* Source excerpt:
====

Maybe they used the handle? 



> I trim the dogs' nails to what I consider normal length at regular intervals.


Are you sure they are scratches and not Bone that has worn on the Alum Oxide?
Konecto has a scratch remover that works well if they are scratches.

Are these deep scratches or micro-abrasions?


----------



## Monty61 (Nov 15, 2008)

What do you mean by "Bone" that has worn on the alum oxide? I take it you don't literally mean "bones"!

The scratches are not so deep that they have any actual depth to them. But I wouldn't actually call them micro either. And they don't look like abrasions, they are long, parallel scratches, so they do look like they came from the dog's toenails.


----------



## Floorwizard (Dec 5, 2003)

Aluminum Oxide is stronger than bone. 
If nails are sharp enough, and the dog is heavy enough it can cause scratches.
If the nail is nubby then the BONE wears down on the Aluminum Oxide and transfers to it causing a streak.
I was wondering if this was the case.

One time a car forced me into a Birm of ice on the side of the road....
after hitting it I got out to check for damage.
There was a HUGE scratch on the side of my truck!
I had a bad drive home and my wife came out to look at it.
She rubbed at the scratch and it disappeared. Turns out the Ice just rubbed off on my car making it look like a scratch.

Same kinda thing here maybe........


----------



## Monty61 (Nov 15, 2008)

I see what you mean. And it kind of makes sense, because it does seem that the scratching worsened after I clipped the nails. I don't clip them down to bone, but just the base of the nail, which is thicker and harder than the tip that I just trimmed off. Do they have that commercial for the Pedi Paws device up there? It is a motorized nail file. I have started using that, maybe it will help somewhat.

====

[Layout dataset entries]
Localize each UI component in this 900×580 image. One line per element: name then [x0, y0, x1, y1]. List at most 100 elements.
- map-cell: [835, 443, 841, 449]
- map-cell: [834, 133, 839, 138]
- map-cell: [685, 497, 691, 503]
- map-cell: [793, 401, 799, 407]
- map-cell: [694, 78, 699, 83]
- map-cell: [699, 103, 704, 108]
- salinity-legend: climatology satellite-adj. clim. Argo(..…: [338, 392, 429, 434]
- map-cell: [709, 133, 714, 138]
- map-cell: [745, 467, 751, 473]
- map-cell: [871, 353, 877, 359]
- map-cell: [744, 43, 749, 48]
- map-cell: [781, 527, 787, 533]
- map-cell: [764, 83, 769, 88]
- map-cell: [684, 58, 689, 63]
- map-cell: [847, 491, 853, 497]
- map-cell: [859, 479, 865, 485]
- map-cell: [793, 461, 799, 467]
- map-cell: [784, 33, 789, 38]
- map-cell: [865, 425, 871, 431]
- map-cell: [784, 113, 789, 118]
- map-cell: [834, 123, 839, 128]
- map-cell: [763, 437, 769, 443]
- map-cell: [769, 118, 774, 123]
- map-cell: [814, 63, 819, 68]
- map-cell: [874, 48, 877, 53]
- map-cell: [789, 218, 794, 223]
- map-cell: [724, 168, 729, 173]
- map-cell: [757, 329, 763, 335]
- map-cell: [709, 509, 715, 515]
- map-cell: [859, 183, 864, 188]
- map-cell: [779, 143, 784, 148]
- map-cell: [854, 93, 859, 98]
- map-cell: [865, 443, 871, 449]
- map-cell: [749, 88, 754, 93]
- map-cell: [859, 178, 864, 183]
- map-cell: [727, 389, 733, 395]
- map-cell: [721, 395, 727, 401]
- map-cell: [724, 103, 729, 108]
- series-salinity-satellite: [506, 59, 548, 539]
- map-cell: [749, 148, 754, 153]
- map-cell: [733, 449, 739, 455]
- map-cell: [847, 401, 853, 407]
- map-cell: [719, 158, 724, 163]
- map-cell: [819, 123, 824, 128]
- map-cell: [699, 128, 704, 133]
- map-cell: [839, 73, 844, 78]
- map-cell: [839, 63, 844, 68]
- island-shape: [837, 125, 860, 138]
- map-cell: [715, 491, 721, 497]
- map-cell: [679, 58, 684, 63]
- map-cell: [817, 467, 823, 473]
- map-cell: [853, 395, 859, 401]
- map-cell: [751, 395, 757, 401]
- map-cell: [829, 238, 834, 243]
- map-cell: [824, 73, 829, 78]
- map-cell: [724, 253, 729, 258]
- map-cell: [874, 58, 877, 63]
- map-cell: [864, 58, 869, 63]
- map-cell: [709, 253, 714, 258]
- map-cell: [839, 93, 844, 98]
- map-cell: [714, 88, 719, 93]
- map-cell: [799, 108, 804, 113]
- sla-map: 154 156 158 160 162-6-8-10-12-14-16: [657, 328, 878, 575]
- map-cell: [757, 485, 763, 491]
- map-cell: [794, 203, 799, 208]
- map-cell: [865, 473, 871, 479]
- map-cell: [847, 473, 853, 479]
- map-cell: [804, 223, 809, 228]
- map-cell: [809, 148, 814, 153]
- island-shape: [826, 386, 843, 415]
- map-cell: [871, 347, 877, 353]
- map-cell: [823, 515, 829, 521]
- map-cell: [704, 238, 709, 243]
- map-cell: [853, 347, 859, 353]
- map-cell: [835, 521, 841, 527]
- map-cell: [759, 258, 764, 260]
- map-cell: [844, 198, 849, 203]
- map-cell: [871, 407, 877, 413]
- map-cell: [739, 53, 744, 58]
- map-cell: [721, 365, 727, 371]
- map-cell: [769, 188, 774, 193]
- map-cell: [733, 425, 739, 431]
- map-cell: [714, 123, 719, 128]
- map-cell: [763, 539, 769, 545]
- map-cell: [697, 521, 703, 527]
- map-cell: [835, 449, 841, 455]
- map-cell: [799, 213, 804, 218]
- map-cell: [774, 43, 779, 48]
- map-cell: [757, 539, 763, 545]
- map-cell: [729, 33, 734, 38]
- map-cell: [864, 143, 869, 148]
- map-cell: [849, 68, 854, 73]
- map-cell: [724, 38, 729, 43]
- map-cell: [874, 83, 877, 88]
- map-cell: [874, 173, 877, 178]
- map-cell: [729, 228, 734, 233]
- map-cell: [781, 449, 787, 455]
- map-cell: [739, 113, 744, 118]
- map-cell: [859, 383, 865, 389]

====

* To do:
1. From the forum thread about dog-nail scratches on a floor, extract everything from "If nails are" down to "look at it.", word for word.
2. Copy the listing word for word from its first line down to the line containing "- map-cell: [793, 401, 799, 407]", including that line.

* Solutions:
1.
If nails are sharp enough, and the dog is heavy enough it can cause scratches.
If the nail is nubby then the BONE wears down on the Aluminum Oxide and transfers to it causing a streak.
I was wondering if this was the case.

One time a car forced me into a Birm of ice on the side of the road....
after hitting it I got out to check for damage.
There was a HUGE scratch on the side of my truck!
I had a bad drive home and my wife came out to look at it.

2.
Localize each UI component in this 900×580 image. One line per element: name then [x0, y0, x1, y1]. List at most 100 elements.
- map-cell: [835, 443, 841, 449]
- map-cell: [834, 133, 839, 138]
- map-cell: [685, 497, 691, 503]
- map-cell: [793, 401, 799, 407]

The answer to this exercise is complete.